WHAT NEEDS TO BE DONE: Could you reproduce the entire report on Snohomish County flu deaths below, word for word?

EXCERPT PROVIDED:
-- The Snohomish Health District reports three residents of Snohomish County died in recent days from the severe flu that is circulating throughout Western Washington. A Bothell woman in her 40s, an Everett woman in her 80s, and an Edmonds woman in her 80s died in late December in Snohomish County hospitals. All had underlying medical conditions.
“We may be facing the most severe flu season since 2009,” said Dr. Gary Goldbaum. “I urge everyone over 6 months of age to get an annual flu shot. It’s still the best weapon we have to fight the flu strains that are circulating this year. Wash your hands often, stay home if you are sick, and cover your cough!”
Snohomish County is well supplied with flu vaccine in providers’ offices as well as community clinics, pharmacies, and the Snohomish Health District clinics. The Health District stocks about 1,000 doses of adult vaccine, and 300 doses of children’s vaccine. More is available as needed.
Dr. Goldbaum noted that this year’s vaccines appear to be well matched for the two strains of influenza A and one strain of influenza B that are circulating this year. The three strains are H1N1A, H3N2A, and B/Wisconsin. The dominant strain is H3N2, which can cause more serious illness. As of Jan. 2, a surveillance report from two area hospitals shows 52 people have been hospitalized with flu symptoms since Nov. 1 in Snohomish County.
Last year at this time there were four hospitalizations, and the year before there were none reported.
During the 2010-2011 influenza season, we received reports of 16 persons hospitalized with influenza; there was one death reported due to influenza. During the 2011-2012 season, 39 were hospitalized and there were two deaths. Thus, in Snohomish County this season to date compared with each of the past two entire seasons, more people have been hospitalized for or died from influenza.
The Washington State Department of Health reported three deaths in December in King and Pierce counties. Lab-confirmed deaths are reportable although many flu-related deaths may go unreported because they are not lab-confirmed or tested for influenza. The CDC estimates that up to 49,000 people could die from the flu this season.

EXTRACTED INFORMATION:
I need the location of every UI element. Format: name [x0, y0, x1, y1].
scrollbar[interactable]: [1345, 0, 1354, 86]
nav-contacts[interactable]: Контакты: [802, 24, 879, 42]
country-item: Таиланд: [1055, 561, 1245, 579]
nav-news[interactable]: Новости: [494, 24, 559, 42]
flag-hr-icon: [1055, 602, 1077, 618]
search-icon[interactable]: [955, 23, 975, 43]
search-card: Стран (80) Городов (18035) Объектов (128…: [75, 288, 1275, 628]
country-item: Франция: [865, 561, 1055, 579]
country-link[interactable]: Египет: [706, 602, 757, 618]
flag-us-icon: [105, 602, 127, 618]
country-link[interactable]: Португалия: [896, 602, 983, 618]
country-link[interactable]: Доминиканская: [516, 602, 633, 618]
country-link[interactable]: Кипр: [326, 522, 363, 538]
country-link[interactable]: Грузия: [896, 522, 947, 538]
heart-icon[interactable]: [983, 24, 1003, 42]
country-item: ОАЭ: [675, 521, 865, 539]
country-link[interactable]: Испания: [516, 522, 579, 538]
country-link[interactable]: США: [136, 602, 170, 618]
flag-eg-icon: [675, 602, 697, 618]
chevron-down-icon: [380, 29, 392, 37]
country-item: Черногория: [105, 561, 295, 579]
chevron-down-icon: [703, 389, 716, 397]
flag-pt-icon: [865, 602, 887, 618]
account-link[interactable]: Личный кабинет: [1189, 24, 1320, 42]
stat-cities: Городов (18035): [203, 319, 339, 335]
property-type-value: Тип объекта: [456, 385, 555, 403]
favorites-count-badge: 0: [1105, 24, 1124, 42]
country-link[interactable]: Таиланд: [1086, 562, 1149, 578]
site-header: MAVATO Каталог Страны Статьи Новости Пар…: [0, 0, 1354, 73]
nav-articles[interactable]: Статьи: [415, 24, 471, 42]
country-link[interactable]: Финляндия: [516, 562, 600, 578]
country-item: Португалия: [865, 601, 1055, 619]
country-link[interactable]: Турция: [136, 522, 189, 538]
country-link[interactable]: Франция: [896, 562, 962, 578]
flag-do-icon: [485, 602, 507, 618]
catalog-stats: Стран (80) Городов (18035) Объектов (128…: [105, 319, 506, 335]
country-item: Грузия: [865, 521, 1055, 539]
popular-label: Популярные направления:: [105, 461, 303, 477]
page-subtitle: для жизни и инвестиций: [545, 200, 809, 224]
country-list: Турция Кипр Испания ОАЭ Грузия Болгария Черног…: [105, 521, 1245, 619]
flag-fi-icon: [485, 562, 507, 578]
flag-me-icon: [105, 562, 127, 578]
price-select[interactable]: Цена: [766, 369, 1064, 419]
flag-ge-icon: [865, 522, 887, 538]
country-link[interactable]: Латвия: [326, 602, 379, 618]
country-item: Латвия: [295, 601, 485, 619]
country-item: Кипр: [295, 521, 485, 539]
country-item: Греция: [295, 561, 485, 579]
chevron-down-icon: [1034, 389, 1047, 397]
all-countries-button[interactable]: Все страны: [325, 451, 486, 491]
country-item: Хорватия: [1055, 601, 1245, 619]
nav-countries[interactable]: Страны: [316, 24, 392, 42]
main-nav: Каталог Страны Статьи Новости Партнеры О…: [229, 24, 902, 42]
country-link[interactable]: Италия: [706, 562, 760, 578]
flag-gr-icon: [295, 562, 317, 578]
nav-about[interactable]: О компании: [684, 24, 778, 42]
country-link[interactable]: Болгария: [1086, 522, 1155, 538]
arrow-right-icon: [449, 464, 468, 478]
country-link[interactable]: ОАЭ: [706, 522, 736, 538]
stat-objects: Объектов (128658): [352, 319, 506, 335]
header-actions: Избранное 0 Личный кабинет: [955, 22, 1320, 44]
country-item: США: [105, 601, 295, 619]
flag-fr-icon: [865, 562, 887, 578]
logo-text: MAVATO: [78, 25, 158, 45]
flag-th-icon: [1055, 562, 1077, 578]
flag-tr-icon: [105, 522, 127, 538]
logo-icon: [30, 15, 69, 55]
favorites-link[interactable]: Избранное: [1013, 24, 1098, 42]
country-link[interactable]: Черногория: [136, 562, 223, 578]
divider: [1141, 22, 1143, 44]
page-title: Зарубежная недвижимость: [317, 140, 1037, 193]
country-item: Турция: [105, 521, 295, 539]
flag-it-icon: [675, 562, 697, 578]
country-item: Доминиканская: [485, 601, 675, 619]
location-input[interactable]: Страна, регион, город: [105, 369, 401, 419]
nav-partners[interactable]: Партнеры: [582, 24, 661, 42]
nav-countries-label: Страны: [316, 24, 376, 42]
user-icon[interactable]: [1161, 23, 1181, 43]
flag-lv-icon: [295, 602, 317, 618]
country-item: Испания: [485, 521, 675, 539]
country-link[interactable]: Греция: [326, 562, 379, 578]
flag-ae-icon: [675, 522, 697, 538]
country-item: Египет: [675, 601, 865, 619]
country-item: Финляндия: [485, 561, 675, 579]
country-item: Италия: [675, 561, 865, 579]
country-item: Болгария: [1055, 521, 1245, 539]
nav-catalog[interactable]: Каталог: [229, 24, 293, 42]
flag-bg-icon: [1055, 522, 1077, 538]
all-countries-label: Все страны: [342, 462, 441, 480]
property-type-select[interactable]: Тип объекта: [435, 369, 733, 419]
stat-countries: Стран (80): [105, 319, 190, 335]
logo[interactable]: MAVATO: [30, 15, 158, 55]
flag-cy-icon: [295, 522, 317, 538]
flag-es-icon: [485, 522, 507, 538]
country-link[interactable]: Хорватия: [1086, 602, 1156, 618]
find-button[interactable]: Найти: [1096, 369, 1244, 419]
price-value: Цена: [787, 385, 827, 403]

EXPECTED ANSWER:
-- The Snohomish Health District reports three residents of Snohomish County died in recent days from the severe flu that is circulating throughout Western Washington. A Bothell woman in her 40s, an Everett woman in her 80s, and an Edmonds woman in her 80s died in late December in Snohomish County hospitals. All had underlying medical conditions.
“We may be facing the most severe flu season since 2009,” said Dr. Gary Goldbaum. “I urge everyone over 6 months of age to get an annual flu shot. It’s still the best weapon we have to fight the flu strains that are circulating this year. Wash your hands often, stay home if you are sick, and cover your cough!”
Snohomish County is well supplied with flu vaccine in providers’ offices as well as community clinics, pharmacies, and the Snohomish Health District clinics. The Health District stocks about 1,000 doses of adult vaccine, and 300 doses of children’s vaccine. More is available as needed.
Dr. Goldbaum noted that this year’s vaccines appear to be well matched for the two strains of influenza A and one strain of influenza B that are circulating this year. The three strains are H1N1A, H3N2A, and B/Wisconsin. The dominant strain is H3N2, which can cause more serious illness. As of Jan. 2, a surveillance report from two area hospitals shows 52 people have been hospitalized with flu symptoms since Nov. 1 in Snohomish County.
Last year at this time there were four hospitalizations, and the year before there were none reported.
During the 2010-2011 influenza season, we received reports of 16 persons hospitalized with influenza; there was one death reported due to influenza. During the 2011-2012 season, 39 were hospitalized and there were two deaths. Thus, in Snohomish County this season to date compared with each of the past two entire seasons, more people have been hospitalized for or died from influenza.
The Washington State Department of Health reported three deaths in December in King and Pierce counties. Lab-confirmed deaths are reportable although many flu-related deaths may go unreported because they are not lab-confirmed or tested for influenza. The CDC estimates that up to 49,000 people could die from the flu this season.